THE REQUEST: Output every record below exactly as it appears.

** Start RECORD EXTRACTS **

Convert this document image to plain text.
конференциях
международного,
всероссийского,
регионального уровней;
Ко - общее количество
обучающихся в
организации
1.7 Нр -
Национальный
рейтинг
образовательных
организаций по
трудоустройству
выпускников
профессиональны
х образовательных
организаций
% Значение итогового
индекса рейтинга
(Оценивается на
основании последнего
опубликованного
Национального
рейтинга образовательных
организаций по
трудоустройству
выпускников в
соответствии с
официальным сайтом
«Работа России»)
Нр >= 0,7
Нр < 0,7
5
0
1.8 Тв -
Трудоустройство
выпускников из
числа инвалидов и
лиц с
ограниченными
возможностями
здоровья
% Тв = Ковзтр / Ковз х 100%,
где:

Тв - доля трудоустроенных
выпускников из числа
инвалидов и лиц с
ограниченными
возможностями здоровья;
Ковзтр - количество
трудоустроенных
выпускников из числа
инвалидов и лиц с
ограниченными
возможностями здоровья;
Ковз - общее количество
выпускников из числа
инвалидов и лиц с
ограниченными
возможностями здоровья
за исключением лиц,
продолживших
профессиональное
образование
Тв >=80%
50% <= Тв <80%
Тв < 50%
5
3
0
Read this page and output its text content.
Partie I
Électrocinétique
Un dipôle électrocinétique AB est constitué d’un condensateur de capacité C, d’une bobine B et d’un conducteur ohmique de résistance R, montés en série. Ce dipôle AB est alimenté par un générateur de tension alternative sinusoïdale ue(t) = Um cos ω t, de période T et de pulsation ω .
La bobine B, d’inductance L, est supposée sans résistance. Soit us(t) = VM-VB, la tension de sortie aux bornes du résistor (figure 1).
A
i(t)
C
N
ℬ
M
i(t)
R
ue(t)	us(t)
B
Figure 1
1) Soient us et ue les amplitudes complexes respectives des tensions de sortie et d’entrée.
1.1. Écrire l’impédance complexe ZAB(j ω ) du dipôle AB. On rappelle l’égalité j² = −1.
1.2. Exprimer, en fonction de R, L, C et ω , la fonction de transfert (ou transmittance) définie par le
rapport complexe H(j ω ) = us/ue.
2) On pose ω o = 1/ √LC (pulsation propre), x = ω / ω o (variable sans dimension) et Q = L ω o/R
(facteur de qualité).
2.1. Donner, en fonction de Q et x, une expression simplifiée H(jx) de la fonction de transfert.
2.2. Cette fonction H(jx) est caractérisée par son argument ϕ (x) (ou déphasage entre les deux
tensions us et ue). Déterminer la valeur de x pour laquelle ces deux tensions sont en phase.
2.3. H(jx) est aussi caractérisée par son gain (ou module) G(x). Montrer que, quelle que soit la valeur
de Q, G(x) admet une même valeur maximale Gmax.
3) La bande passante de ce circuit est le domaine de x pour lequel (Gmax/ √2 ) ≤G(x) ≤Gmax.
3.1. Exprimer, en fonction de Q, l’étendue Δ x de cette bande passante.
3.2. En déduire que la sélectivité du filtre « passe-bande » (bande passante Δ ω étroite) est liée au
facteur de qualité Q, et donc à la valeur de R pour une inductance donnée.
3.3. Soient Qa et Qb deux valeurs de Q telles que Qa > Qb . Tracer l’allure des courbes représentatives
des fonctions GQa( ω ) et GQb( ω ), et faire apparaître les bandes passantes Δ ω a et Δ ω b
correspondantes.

** End RECORD EXTRACTS **

THE REPLY:
Convert this document image to plain text.
конференциях
международного,
всероссийского,
регионального уровней;
Ко - общее количество
обучающихся в
организации
1.7 Нр -
Национальный
рейтинг
образовательных
организаций по
трудоустройству
выпускников
профессиональны
х образовательных
организаций
% Значение итогового
индекса рейтинга
(Оценивается на
основании последнего
опубликованного
Национального
рейтинга образовательных
организаций по
трудоустройству
выпускников в
соответствии с
официальным сайтом
«Работа России»)
Нр >= 0,7
Нр < 0,7
5
0
1.8 Тв -
Трудоустройство
выпускников из
числа инвалидов и
лиц с
ограниченными
возможностями
здоровья
% Тв = Ковзтр / Ковз х 100%,
где:

Тв - доля трудоустроенных
выпускников из числа
инвалидов и лиц с
ограниченными
возможностями здоровья;
Ковзтр - количество
трудоустроенных
выпускников из числа
инвалидов и лиц с
ограниченными
возможностями здоровья;
Ковз - общее количество
выпускников из числа
инвалидов и лиц с
ограниченными
возможностями здоровья
за исключением лиц,
продолживших
профессиональное
образование
Тв >=80%
50% <= Тв <80%
Тв < 50%
5
3
0
Read this page and output its text content.
Partie I
Électrocinétique
Un dipôle électrocinétique AB est constitué d’un condensateur de capacité C, d’une bobine B et d’un conducteur ohmique de résistance R, montés en série. Ce dipôle AB est alimenté par un générateur de tension alternative sinusoïdale ue(t) = Um cos ω t, de période T et de pulsation ω .
La bobine B, d’inductance L, est supposée sans résistance. Soit us(t) = VM-VB, la tension de sortie aux bornes du résistor (figure 1).
A
i(t)
C
N
ℬ
M
i(t)
R
ue(t)	us(t)
B
Figure 1
1) Soient us et ue les amplitudes complexes respectives des tensions de sortie et d’entrée.
1.1. Écrire l’impédance complexe ZAB(j ω ) du dipôle AB. On rappelle l’égalité j² = −1.
1.2. Exprimer, en fonction de R, L, C et ω , la fonction de transfert (ou transmittance) définie par le
rapport complexe H(j ω ) = us/ue.
2) On pose ω o = 1/ √LC (pulsation propre), x = ω / ω o (variable sans dimension) et Q = L ω o/R
(facteur de qualité).
2.1. Donner, en fonction de Q et x, une expression simplifiée H(jx) de la fonction de transfert.
2.2. Cette fonction H(jx) est caractérisée par son argument ϕ (x) (ou déphasage entre les deux
tensions us et ue). Déterminer la valeur de x pour laquelle ces deux tensions sont en phase.
2.3. H(jx) est aussi caractérisée par son gain (ou module) G(x). Montrer que, quelle que soit la valeur
de Q, G(x) admet une même valeur maximale Gmax.
3) La bande passante de ce circuit est le domaine de x pour lequel (Gmax/ √2 ) ≤G(x) ≤Gmax.
3.1. Exprimer, en fonction de Q, l’étendue Δ x de cette bande passante.
3.2. En déduire que la sélectivité du filtre « passe-bande » (bande passante Δ ω étroite) est liée au
facteur de qualité Q, et donc à la valeur de R pour une inductance donnée.
3.3. Soient Qa et Qb deux valeurs de Q telles que Qa > Qb . Tracer l’allure des courbes représentatives
des fonctions GQa( ω ) et GQb( ω ), et faire apparaître les bandes passantes Δ ω a et Δ ω b
correspondantes.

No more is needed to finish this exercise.